-- STATED TASK --
Show every line that has the string "subtitle" in it.

-- DATA EXCERPTS --
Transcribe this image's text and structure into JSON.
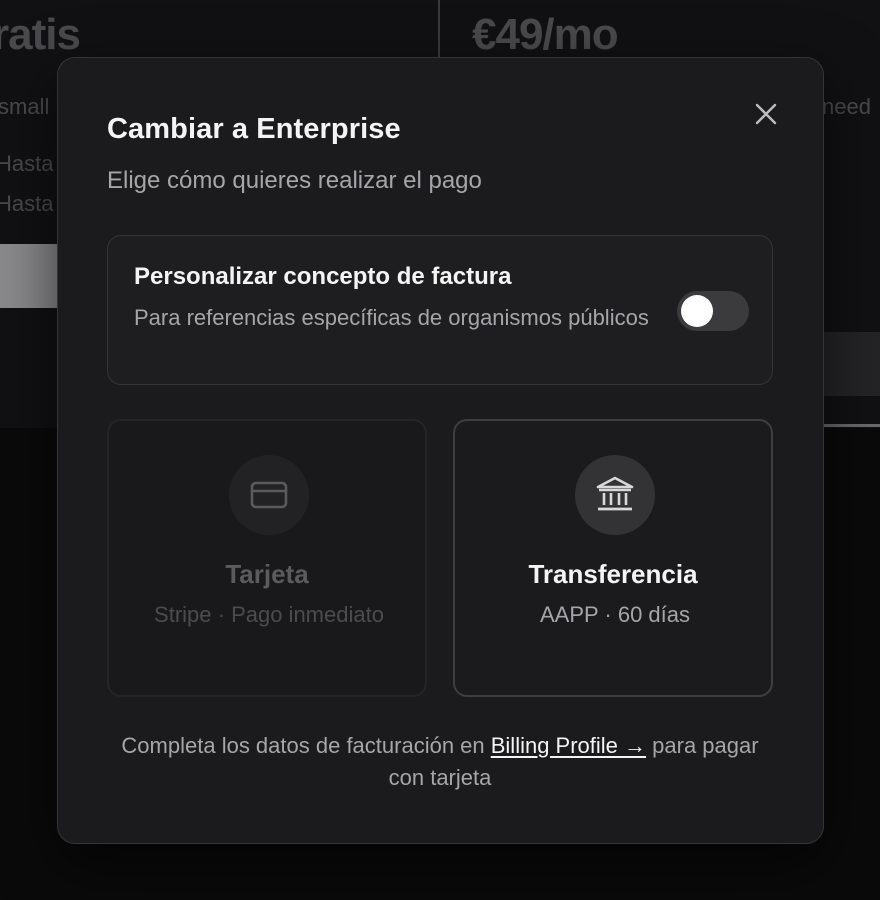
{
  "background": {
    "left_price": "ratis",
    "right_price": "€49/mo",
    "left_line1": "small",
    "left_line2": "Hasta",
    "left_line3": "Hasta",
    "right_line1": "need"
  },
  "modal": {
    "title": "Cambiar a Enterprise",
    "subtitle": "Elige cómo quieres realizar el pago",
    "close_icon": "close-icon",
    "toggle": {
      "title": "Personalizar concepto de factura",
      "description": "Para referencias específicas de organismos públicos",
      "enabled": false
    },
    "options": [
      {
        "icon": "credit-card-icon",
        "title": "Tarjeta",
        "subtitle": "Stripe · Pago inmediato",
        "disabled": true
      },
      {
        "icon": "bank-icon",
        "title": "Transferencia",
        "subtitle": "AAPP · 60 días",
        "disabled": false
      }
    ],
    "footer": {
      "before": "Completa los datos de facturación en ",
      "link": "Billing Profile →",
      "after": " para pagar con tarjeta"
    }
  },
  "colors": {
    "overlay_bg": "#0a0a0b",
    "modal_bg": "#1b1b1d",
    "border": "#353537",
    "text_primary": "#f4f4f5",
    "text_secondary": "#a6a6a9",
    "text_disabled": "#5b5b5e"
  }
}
...
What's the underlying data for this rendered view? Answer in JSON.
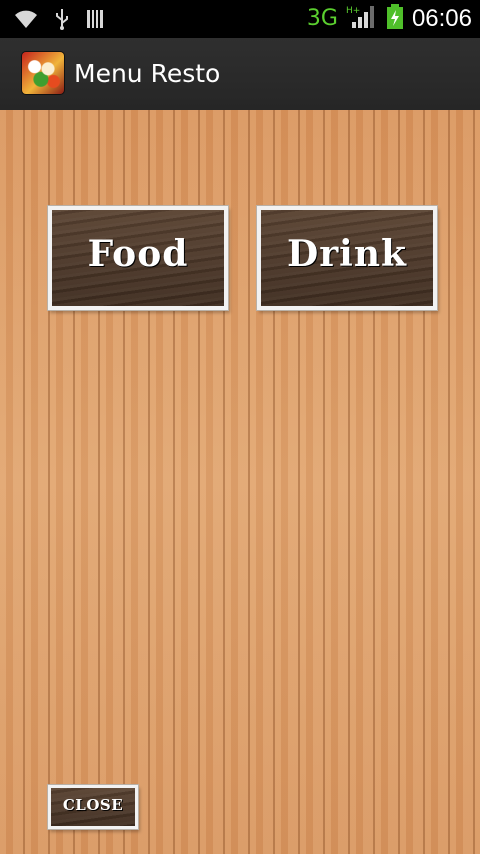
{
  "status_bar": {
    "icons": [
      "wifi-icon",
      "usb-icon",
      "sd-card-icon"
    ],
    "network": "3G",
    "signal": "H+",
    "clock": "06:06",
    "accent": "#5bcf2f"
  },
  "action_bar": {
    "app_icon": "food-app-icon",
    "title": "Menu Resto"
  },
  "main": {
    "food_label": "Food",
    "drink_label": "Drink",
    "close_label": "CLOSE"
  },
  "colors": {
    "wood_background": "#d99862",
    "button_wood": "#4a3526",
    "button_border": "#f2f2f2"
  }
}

-- COMPLETE ANSWER --
    "subtitle": "Elige cómo quieres realizar el pago",
        "subtitle": "Stripe · Pago inmediato",
        "subtitle": "AAPP · 60 días",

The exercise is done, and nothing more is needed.